SHORT PROBLEM = Transcribe everything in the data word for word. Pictures are left out.

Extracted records
- - - -

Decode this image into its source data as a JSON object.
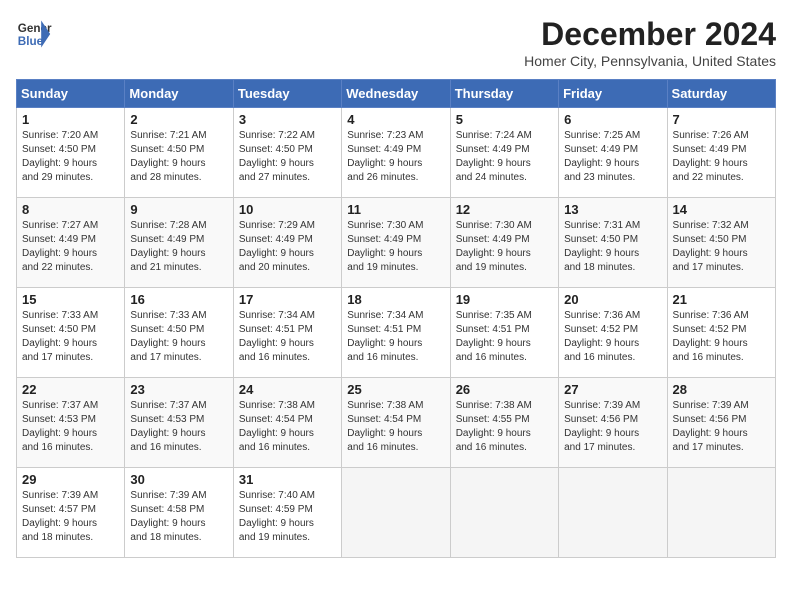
{
  "header": {
    "logo_line1": "General",
    "logo_line2": "Blue",
    "month": "December 2024",
    "location": "Homer City, Pennsylvania, United States"
  },
  "days_of_week": [
    "Sunday",
    "Monday",
    "Tuesday",
    "Wednesday",
    "Thursday",
    "Friday",
    "Saturday"
  ],
  "weeks": [
    [
      {
        "day": "1",
        "info": "Sunrise: 7:20 AM\nSunset: 4:50 PM\nDaylight: 9 hours\nand 29 minutes."
      },
      {
        "day": "2",
        "info": "Sunrise: 7:21 AM\nSunset: 4:50 PM\nDaylight: 9 hours\nand 28 minutes."
      },
      {
        "day": "3",
        "info": "Sunrise: 7:22 AM\nSunset: 4:50 PM\nDaylight: 9 hours\nand 27 minutes."
      },
      {
        "day": "4",
        "info": "Sunrise: 7:23 AM\nSunset: 4:49 PM\nDaylight: 9 hours\nand 26 minutes."
      },
      {
        "day": "5",
        "info": "Sunrise: 7:24 AM\nSunset: 4:49 PM\nDaylight: 9 hours\nand 24 minutes."
      },
      {
        "day": "6",
        "info": "Sunrise: 7:25 AM\nSunset: 4:49 PM\nDaylight: 9 hours\nand 23 minutes."
      },
      {
        "day": "7",
        "info": "Sunrise: 7:26 AM\nSunset: 4:49 PM\nDaylight: 9 hours\nand 22 minutes."
      }
    ],
    [
      {
        "day": "8",
        "info": "Sunrise: 7:27 AM\nSunset: 4:49 PM\nDaylight: 9 hours\nand 22 minutes."
      },
      {
        "day": "9",
        "info": "Sunrise: 7:28 AM\nSunset: 4:49 PM\nDaylight: 9 hours\nand 21 minutes."
      },
      {
        "day": "10",
        "info": "Sunrise: 7:29 AM\nSunset: 4:49 PM\nDaylight: 9 hours\nand 20 minutes."
      },
      {
        "day": "11",
        "info": "Sunrise: 7:30 AM\nSunset: 4:49 PM\nDaylight: 9 hours\nand 19 minutes."
      },
      {
        "day": "12",
        "info": "Sunrise: 7:30 AM\nSunset: 4:49 PM\nDaylight: 9 hours\nand 19 minutes."
      },
      {
        "day": "13",
        "info": "Sunrise: 7:31 AM\nSunset: 4:50 PM\nDaylight: 9 hours\nand 18 minutes."
      },
      {
        "day": "14",
        "info": "Sunrise: 7:32 AM\nSunset: 4:50 PM\nDaylight: 9 hours\nand 17 minutes."
      }
    ],
    [
      {
        "day": "15",
        "info": "Sunrise: 7:33 AM\nSunset: 4:50 PM\nDaylight: 9 hours\nand 17 minutes."
      },
      {
        "day": "16",
        "info": "Sunrise: 7:33 AM\nSunset: 4:50 PM\nDaylight: 9 hours\nand 17 minutes."
      },
      {
        "day": "17",
        "info": "Sunrise: 7:34 AM\nSunset: 4:51 PM\nDaylight: 9 hours\nand 16 minutes."
      },
      {
        "day": "18",
        "info": "Sunrise: 7:34 AM\nSunset: 4:51 PM\nDaylight: 9 hours\nand 16 minutes."
      },
      {
        "day": "19",
        "info": "Sunrise: 7:35 AM\nSunset: 4:51 PM\nDaylight: 9 hours\nand 16 minutes."
      },
      {
        "day": "20",
        "info": "Sunrise: 7:36 AM\nSunset: 4:52 PM\nDaylight: 9 hours\nand 16 minutes."
      },
      {
        "day": "21",
        "info": "Sunrise: 7:36 AM\nSunset: 4:52 PM\nDaylight: 9 hours\nand 16 minutes."
      }
    ],
    [
      {
        "day": "22",
        "info": "Sunrise: 7:37 AM\nSunset: 4:53 PM\nDaylight: 9 hours\nand 16 minutes."
      },
      {
        "day": "23",
        "info": "Sunrise: 7:37 AM\nSunset: 4:53 PM\nDaylight: 9 hours\nand 16 minutes."
      },
      {
        "day": "24",
        "info": "Sunrise: 7:38 AM\nSunset: 4:54 PM\nDaylight: 9 hours\nand 16 minutes."
      },
      {
        "day": "25",
        "info": "Sunrise: 7:38 AM\nSunset: 4:54 PM\nDaylight: 9 hours\nand 16 minutes."
      },
      {
        "day": "26",
        "info": "Sunrise: 7:38 AM\nSunset: 4:55 PM\nDaylight: 9 hours\nand 16 minutes."
      },
      {
        "day": "27",
        "info": "Sunrise: 7:39 AM\nSunset: 4:56 PM\nDaylight: 9 hours\nand 17 minutes."
      },
      {
        "day": "28",
        "info": "Sunrise: 7:39 AM\nSunset: 4:56 PM\nDaylight: 9 hours\nand 17 minutes."
      }
    ],
    [
      {
        "day": "29",
        "info": "Sunrise: 7:39 AM\nSunset: 4:57 PM\nDaylight: 9 hours\nand 18 minutes."
      },
      {
        "day": "30",
        "info": "Sunrise: 7:39 AM\nSunset: 4:58 PM\nDaylight: 9 hours\nand 18 minutes."
      },
      {
        "day": "31",
        "info": "Sunrise: 7:40 AM\nSunset: 4:59 PM\nDaylight: 9 hours\nand 19 minutes."
      },
      null,
      null,
      null,
      null
    ]
  ]
}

- - - -

RESPONSE =
Decode this image into its source data as a JSON object.
{
  "header": {
    "logo_line1": "General",
    "logo_line2": "Blue",
    "month": "December 2024",
    "location": "Homer City, Pennsylvania, United States"
  },
  "days_of_week": [
    "Sunday",
    "Monday",
    "Tuesday",
    "Wednesday",
    "Thursday",
    "Friday",
    "Saturday"
  ],
  "weeks": [
    [
      {
        "day": "1",
        "info": "Sunrise: 7:20 AM\nSunset: 4:50 PM\nDaylight: 9 hours\nand 29 minutes."
      },
      {
        "day": "2",
        "info": "Sunrise: 7:21 AM\nSunset: 4:50 PM\nDaylight: 9 hours\nand 28 minutes."
      },
      {
        "day": "3",
        "info": "Sunrise: 7:22 AM\nSunset: 4:50 PM\nDaylight: 9 hours\nand 27 minutes."
      },
      {
        "day": "4",
        "info": "Sunrise: 7:23 AM\nSunset: 4:49 PM\nDaylight: 9 hours\nand 26 minutes."
      },
      {
        "day": "5",
        "info": "Sunrise: 7:24 AM\nSunset: 4:49 PM\nDaylight: 9 hours\nand 24 minutes."
      },
      {
        "day": "6",
        "info": "Sunrise: 7:25 AM\nSunset: 4:49 PM\nDaylight: 9 hours\nand 23 minutes."
      },
      {
        "day": "7",
        "info": "Sunrise: 7:26 AM\nSunset: 4:49 PM\nDaylight: 9 hours\nand 22 minutes."
      }
    ],
    [
      {
        "day": "8",
        "info": "Sunrise: 7:27 AM\nSunset: 4:49 PM\nDaylight: 9 hours\nand 22 minutes."
      },
      {
        "day": "9",
        "info": "Sunrise: 7:28 AM\nSunset: 4:49 PM\nDaylight: 9 hours\nand 21 minutes."
      },
      {
        "day": "10",
        "info": "Sunrise: 7:29 AM\nSunset: 4:49 PM\nDaylight: 9 hours\nand 20 minutes."
      },
      {
        "day": "11",
        "info": "Sunrise: 7:30 AM\nSunset: 4:49 PM\nDaylight: 9 hours\nand 19 minutes."
      },
      {
        "day": "12",
        "info": "Sunrise: 7:30 AM\nSunset: 4:49 PM\nDaylight: 9 hours\nand 19 minutes."
      },
      {
        "day": "13",
        "info": "Sunrise: 7:31 AM\nSunset: 4:50 PM\nDaylight: 9 hours\nand 18 minutes."
      },
      {
        "day": "14",
        "info": "Sunrise: 7:32 AM\nSunset: 4:50 PM\nDaylight: 9 hours\nand 17 minutes."
      }
    ],
    [
      {
        "day": "15",
        "info": "Sunrise: 7:33 AM\nSunset: 4:50 PM\nDaylight: 9 hours\nand 17 minutes."
      },
      {
        "day": "16",
        "info": "Sunrise: 7:33 AM\nSunset: 4:50 PM\nDaylight: 9 hours\nand 17 minutes."
      },
      {
        "day": "17",
        "info": "Sunrise: 7:34 AM\nSunset: 4:51 PM\nDaylight: 9 hours\nand 16 minutes."
      },
      {
        "day": "18",
        "info": "Sunrise: 7:34 AM\nSunset: 4:51 PM\nDaylight: 9 hours\nand 16 minutes."
      },
      {
        "day": "19",
        "info": "Sunrise: 7:35 AM\nSunset: 4:51 PM\nDaylight: 9 hours\nand 16 minutes."
      },
      {
        "day": "20",
        "info": "Sunrise: 7:36 AM\nSunset: 4:52 PM\nDaylight: 9 hours\nand 16 minutes."
      },
      {
        "day": "21",
        "info": "Sunrise: 7:36 AM\nSunset: 4:52 PM\nDaylight: 9 hours\nand 16 minutes."
      }
    ],
    [
      {
        "day": "22",
        "info": "Sunrise: 7:37 AM\nSunset: 4:53 PM\nDaylight: 9 hours\nand 16 minutes."
      },
      {
        "day": "23",
        "info": "Sunrise: 7:37 AM\nSunset: 4:53 PM\nDaylight: 9 hours\nand 16 minutes."
      },
      {
        "day": "24",
        "info": "Sunrise: 7:38 AM\nSunset: 4:54 PM\nDaylight: 9 hours\nand 16 minutes."
      },
      {
        "day": "25",
        "info": "Sunrise: 7:38 AM\nSunset: 4:54 PM\nDaylight: 9 hours\nand 16 minutes."
      },
      {
        "day": "26",
        "info": "Sunrise: 7:38 AM\nSunset: 4:55 PM\nDaylight: 9 hours\nand 16 minutes."
      },
      {
        "day": "27",
        "info": "Sunrise: 7:39 AM\nSunset: 4:56 PM\nDaylight: 9 hours\nand 17 minutes."
      },
      {
        "day": "28",
        "info": "Sunrise: 7:39 AM\nSunset: 4:56 PM\nDaylight: 9 hours\nand 17 minutes."
      }
    ],
    [
      {
        "day": "29",
        "info": "Sunrise: 7:39 AM\nSunset: 4:57 PM\nDaylight: 9 hours\nand 18 minutes."
      },
      {
        "day": "30",
        "info": "Sunrise: 7:39 AM\nSunset: 4:58 PM\nDaylight: 9 hours\nand 18 minutes."
      },
      {
        "day": "31",
        "info": "Sunrise: 7:40 AM\nSunset: 4:59 PM\nDaylight: 9 hours\nand 19 minutes."
      },
      null,
      null,
      null,
      null
    ]
  ]
}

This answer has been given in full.